Request | Without the images, write out all of the following entries exactly.

Recorded data |
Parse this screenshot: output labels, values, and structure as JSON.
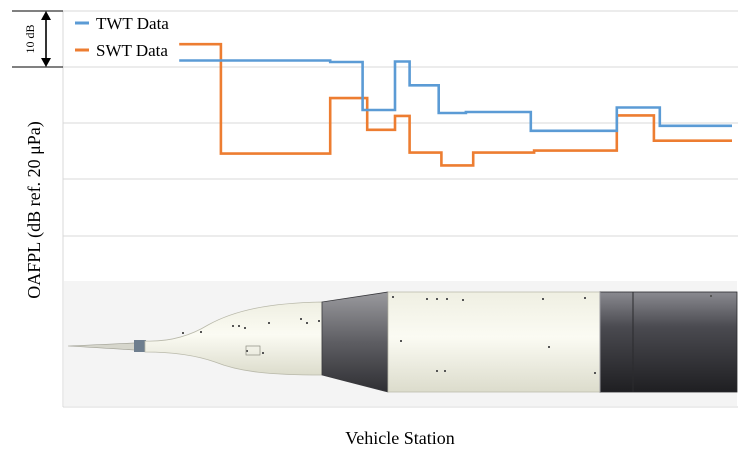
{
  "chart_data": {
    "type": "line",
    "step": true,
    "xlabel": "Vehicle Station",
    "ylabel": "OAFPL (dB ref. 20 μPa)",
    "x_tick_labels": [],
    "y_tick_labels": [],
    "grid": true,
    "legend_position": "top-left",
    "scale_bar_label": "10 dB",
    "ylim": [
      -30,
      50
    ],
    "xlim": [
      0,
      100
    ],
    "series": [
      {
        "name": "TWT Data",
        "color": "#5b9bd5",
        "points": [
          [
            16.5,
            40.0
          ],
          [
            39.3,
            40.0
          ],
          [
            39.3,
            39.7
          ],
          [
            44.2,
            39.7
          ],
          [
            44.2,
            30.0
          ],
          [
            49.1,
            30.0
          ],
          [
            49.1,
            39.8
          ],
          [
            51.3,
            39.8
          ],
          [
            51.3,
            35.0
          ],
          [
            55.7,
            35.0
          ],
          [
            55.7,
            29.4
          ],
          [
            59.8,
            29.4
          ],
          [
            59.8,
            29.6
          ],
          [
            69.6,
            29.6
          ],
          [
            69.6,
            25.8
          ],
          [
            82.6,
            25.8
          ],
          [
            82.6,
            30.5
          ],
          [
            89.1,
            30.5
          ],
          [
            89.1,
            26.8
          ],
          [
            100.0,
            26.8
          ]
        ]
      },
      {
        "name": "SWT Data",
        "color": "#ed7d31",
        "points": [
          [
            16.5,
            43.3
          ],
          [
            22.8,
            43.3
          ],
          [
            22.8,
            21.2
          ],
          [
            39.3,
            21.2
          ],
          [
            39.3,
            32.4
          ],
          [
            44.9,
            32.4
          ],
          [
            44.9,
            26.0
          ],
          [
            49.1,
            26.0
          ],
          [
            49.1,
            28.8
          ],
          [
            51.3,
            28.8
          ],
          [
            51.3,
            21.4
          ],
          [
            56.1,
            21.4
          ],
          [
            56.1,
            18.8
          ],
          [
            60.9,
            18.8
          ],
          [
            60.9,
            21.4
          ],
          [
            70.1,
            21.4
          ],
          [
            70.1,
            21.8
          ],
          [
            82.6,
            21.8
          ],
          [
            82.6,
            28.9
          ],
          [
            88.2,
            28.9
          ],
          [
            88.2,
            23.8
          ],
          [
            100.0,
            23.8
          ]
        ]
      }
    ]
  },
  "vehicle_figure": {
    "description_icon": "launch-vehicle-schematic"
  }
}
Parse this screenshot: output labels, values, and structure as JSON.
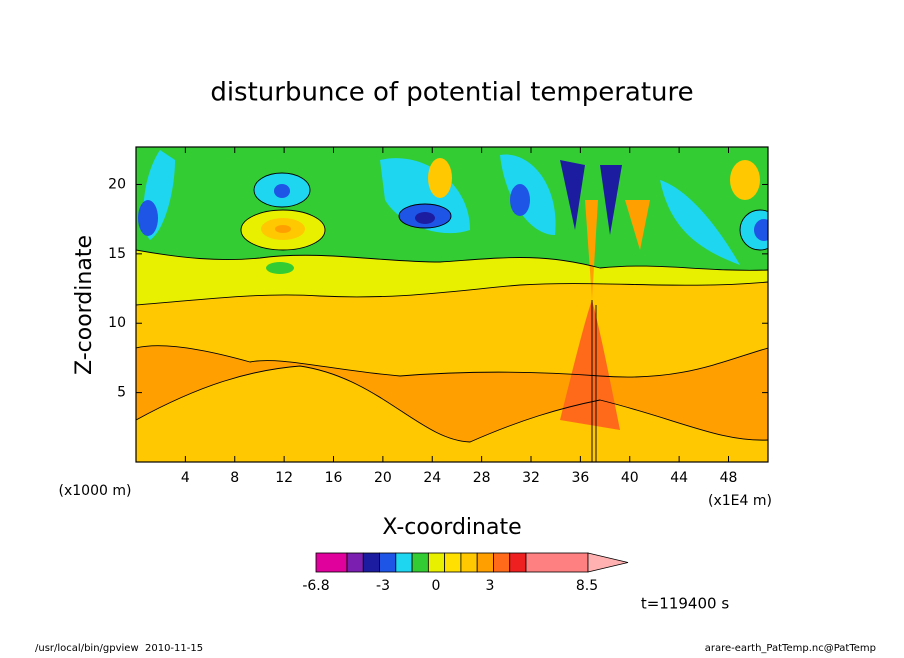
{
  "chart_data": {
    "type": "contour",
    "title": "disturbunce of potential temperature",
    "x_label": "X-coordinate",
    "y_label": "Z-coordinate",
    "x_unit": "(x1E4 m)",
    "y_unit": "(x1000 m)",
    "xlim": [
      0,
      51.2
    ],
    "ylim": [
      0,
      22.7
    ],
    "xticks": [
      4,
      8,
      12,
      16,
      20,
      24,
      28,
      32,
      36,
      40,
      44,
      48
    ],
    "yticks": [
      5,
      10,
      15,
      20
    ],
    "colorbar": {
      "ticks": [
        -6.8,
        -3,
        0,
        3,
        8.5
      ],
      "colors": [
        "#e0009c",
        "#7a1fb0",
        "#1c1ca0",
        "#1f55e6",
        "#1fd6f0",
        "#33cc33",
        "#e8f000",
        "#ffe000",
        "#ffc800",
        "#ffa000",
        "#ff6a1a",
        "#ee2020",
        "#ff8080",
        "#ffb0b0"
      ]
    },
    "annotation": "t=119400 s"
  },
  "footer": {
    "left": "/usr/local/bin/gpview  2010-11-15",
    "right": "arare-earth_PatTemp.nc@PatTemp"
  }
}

Expected answer |
Parse this screenshot: output labels, values, and structure as JSON.
{
  "chart_data": {
    "type": "line",
    "step": true,
    "xlabel": "Vehicle Station",
    "ylabel": "OAFPL (dB ref. 20 μPa)",
    "x_tick_labels": [],
    "y_tick_labels": [],
    "grid": true,
    "legend_position": "top-left",
    "scale_bar_label": "10 dB",
    "ylim": [
      -30,
      50
    ],
    "xlim": [
      0,
      100
    ],
    "series": [
      {
        "name": "TWT Data",
        "color": "#5b9bd5",
        "points": [
          [
            16.5,
            40.0
          ],
          [
            39.3,
            40.0
          ],
          [
            39.3,
            39.7
          ],
          [
            44.2,
            39.7
          ],
          [
            44.2,
            30.0
          ],
          [
            49.1,
            30.0
          ],
          [
            49.1,
            39.8
          ],
          [
            51.3,
            39.8
          ],
          [
            51.3,
            35.0
          ],
          [
            55.7,
            35.0
          ],
          [
            55.7,
            29.4
          ],
          [
            59.8,
            29.4
          ],
          [
            59.8,
            29.6
          ],
          [
            69.6,
            29.6
          ],
          [
            69.6,
            25.8
          ],
          [
            82.6,
            25.8
          ],
          [
            82.6,
            30.5
          ],
          [
            89.1,
            30.5
          ],
          [
            89.1,
            26.8
          ],
          [
            100.0,
            26.8
          ]
        ]
      },
      {
        "name": "SWT Data",
        "color": "#ed7d31",
        "points": [
          [
            16.5,
            43.3
          ],
          [
            22.8,
            43.3
          ],
          [
            22.8,
            21.2
          ],
          [
            39.3,
            21.2
          ],
          [
            39.3,
            32.4
          ],
          [
            44.9,
            32.4
          ],
          [
            44.9,
            26.0
          ],
          [
            49.1,
            26.0
          ],
          [
            49.1,
            28.8
          ],
          [
            51.3,
            28.8
          ],
          [
            51.3,
            21.4
          ],
          [
            56.1,
            21.4
          ],
          [
            56.1,
            18.8
          ],
          [
            60.9,
            18.8
          ],
          [
            60.9,
            21.4
          ],
          [
            70.1,
            21.4
          ],
          [
            70.1,
            21.8
          ],
          [
            82.6,
            21.8
          ],
          [
            82.6,
            28.9
          ],
          [
            88.2,
            28.9
          ],
          [
            88.2,
            23.8
          ],
          [
            100.0,
            23.8
          ]
        ]
      }
    ]
  },
  "vehicle_figure": {
    "description_icon": "launch-vehicle-schematic"
  }
}
Parse this screenshot: output labels, values, and structure as JSON.
{
  "chart_data": {
    "type": "contour",
    "title": "disturbunce of potential temperature",
    "x_label": "X-coordinate",
    "y_label": "Z-coordinate",
    "x_unit": "(x1E4 m)",
    "y_unit": "(x1000 m)",
    "xlim": [
      0,
      51.2
    ],
    "ylim": [
      0,
      22.7
    ],
    "xticks": [
      4,
      8,
      12,
      16,
      20,
      24,
      28,
      32,
      36,
      40,
      44,
      48
    ],
    "yticks": [
      5,
      10,
      15,
      20
    ],
    "colorbar": {
      "ticks": [
        -6.8,
        -3,
        0,
        3,
        8.5
      ],
      "colors": [
        "#e0009c",
        "#7a1fb0",
        "#1c1ca0",
        "#1f55e6",
        "#1fd6f0",
        "#33cc33",
        "#e8f000",
        "#ffe000",
        "#ffc800",
        "#ffa000",
        "#ff6a1a",
        "#ee2020",
        "#ff8080",
        "#ffb0b0"
      ]
    },
    "annotation": "t=119400 s"
  },
  "footer": {
    "left": "/usr/local/bin/gpview  2010-11-15",
    "right": "arare-earth_PatTemp.nc@PatTemp"
  }
}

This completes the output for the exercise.